* Start *

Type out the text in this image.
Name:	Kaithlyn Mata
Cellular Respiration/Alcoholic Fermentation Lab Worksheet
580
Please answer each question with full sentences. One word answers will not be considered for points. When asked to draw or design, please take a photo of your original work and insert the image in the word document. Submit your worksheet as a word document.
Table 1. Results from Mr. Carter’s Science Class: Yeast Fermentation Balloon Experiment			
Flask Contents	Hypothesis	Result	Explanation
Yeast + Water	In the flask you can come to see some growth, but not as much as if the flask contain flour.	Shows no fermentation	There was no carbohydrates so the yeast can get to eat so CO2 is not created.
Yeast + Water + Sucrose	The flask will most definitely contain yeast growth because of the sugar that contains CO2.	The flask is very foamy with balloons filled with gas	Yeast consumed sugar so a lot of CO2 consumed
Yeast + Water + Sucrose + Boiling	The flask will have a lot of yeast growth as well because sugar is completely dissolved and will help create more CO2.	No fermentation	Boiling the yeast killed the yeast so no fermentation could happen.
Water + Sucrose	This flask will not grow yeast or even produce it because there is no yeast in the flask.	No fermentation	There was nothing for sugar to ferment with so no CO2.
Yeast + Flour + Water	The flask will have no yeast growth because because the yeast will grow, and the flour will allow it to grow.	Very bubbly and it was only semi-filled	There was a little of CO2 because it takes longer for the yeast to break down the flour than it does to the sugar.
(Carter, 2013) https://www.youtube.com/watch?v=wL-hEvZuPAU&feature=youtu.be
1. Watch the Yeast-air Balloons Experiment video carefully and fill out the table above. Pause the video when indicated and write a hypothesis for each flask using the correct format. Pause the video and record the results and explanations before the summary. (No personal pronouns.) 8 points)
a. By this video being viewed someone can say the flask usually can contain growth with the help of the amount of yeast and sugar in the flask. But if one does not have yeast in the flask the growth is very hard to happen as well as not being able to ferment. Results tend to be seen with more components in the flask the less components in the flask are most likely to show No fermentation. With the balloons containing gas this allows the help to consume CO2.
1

* End *

▸ **WHAT THE EXERCISE ASKS**:
Give the count of lines in the listing above that include "contain", with no other words.

▸ **TASK OUTPUT**:
3